[Extracted data entries]

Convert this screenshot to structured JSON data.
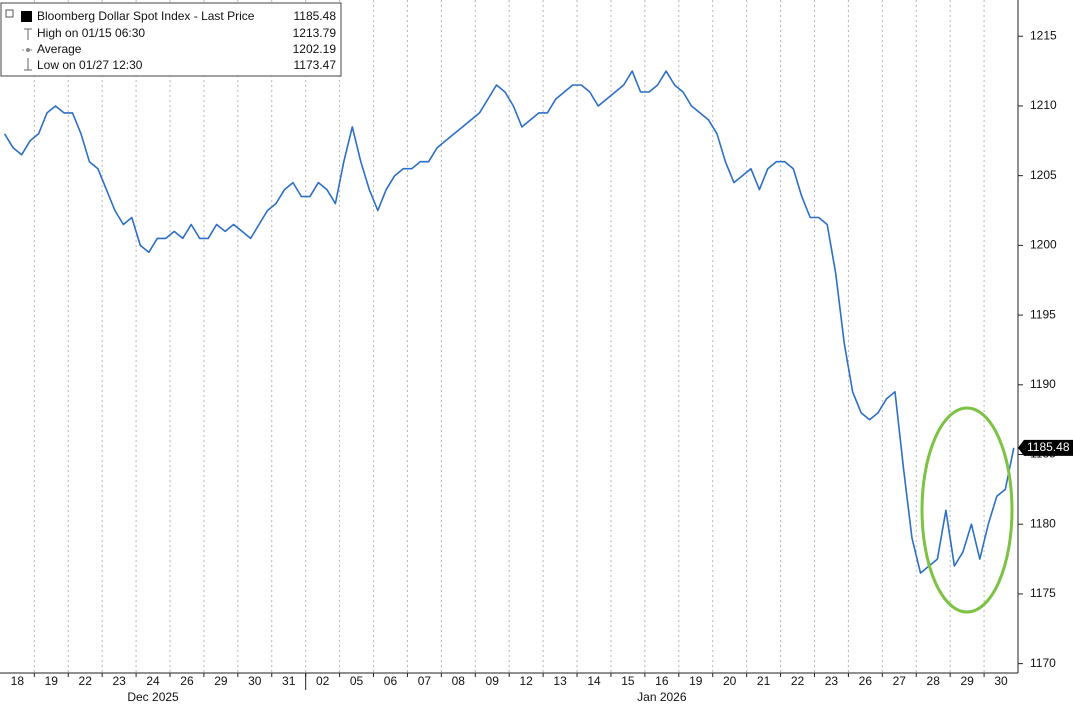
{
  "chart_data": {
    "type": "line",
    "categories": [
      "18",
      "19",
      "22",
      "23",
      "24",
      "26",
      "29",
      "30",
      "31",
      "02",
      "05",
      "06",
      "07",
      "08",
      "09",
      "12",
      "13",
      "14",
      "15",
      "16",
      "19",
      "20",
      "21",
      "22",
      "23",
      "26",
      "27",
      "28",
      "29",
      "30"
    ],
    "x_groups": [
      {
        "label": "Dec 2025",
        "categories": 9
      },
      {
        "label": "Jan 2026",
        "categories": 21
      }
    ],
    "series": [
      {
        "name": "Bloomberg Dollar Spot Index - Last Price",
        "color": "#2c6fc6",
        "last_price": 1185.48,
        "values": [
          [
            1208,
            1207,
            1206.5,
            1207.5
          ],
          [
            1208,
            1209.5,
            1210,
            1209.5
          ],
          [
            1209.5,
            1208,
            1206,
            1205.5
          ],
          [
            1204,
            1202.5,
            1201.5,
            1202
          ],
          [
            1200,
            1199.5,
            1200.5,
            1200.5
          ],
          [
            1201,
            1200.5,
            1201.5,
            1200.5
          ],
          [
            1200.5,
            1201.5,
            1201,
            1201.5
          ],
          [
            1201,
            1200.5,
            1201.5,
            1202.5
          ],
          [
            1203,
            1204,
            1204.5,
            1203.5
          ],
          [
            1203.5,
            1204.5,
            1204,
            1203
          ],
          [
            1206,
            1208.5,
            1206,
            1204
          ],
          [
            1202.5,
            1204,
            1205,
            1205.5
          ],
          [
            1205.5,
            1206,
            1206,
            1207
          ],
          [
            1207.5,
            1208,
            1208.5,
            1209
          ],
          [
            1209.5,
            1210.5,
            1211.5,
            1211
          ],
          [
            1210,
            1208.5,
            1209,
            1209.5
          ],
          [
            1209.5,
            1210.5,
            1211,
            1211.5
          ],
          [
            1211.5,
            1211,
            1210,
            1210.5
          ],
          [
            1211,
            1211.5,
            1212.5,
            1211
          ],
          [
            1211,
            1211.5,
            1212.5,
            1211.5
          ],
          [
            1211,
            1210,
            1209.5,
            1209
          ],
          [
            1208,
            1206,
            1204.5,
            1205
          ],
          [
            1205.5,
            1204,
            1205.5,
            1206
          ],
          [
            1206,
            1205.5,
            1203.5,
            1202
          ],
          [
            1202,
            1201.5,
            1198,
            1193
          ],
          [
            1189.5,
            1188,
            1187.5,
            1188
          ],
          [
            1189,
            1189.5,
            1184,
            1179
          ],
          [
            1176.5,
            1177,
            1177.5,
            1181
          ],
          [
            1177,
            1178,
            1180,
            1177.5
          ],
          [
            1180,
            1182,
            1182.5,
            1185.48
          ]
        ]
      }
    ],
    "legend_stats": [
      {
        "label": "High on 01/15 06:30",
        "value": 1213.79
      },
      {
        "label": "Average",
        "value": 1202.19
      },
      {
        "label": "Low on 01/27 12:30",
        "value": 1173.47
      }
    ],
    "ylim": [
      1169.4,
      1217.6
    ],
    "yticks": [
      1170,
      1175,
      1180,
      1185,
      1190,
      1195,
      1200,
      1205,
      1210,
      1215
    ],
    "grid": true
  }
}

[YOUR OBJECTIVE] All lines of the data above that include the word "categories" must be shown.

[EXPECTED ANSWER]
    "categories": [
        "categories": 9
        "categories": 21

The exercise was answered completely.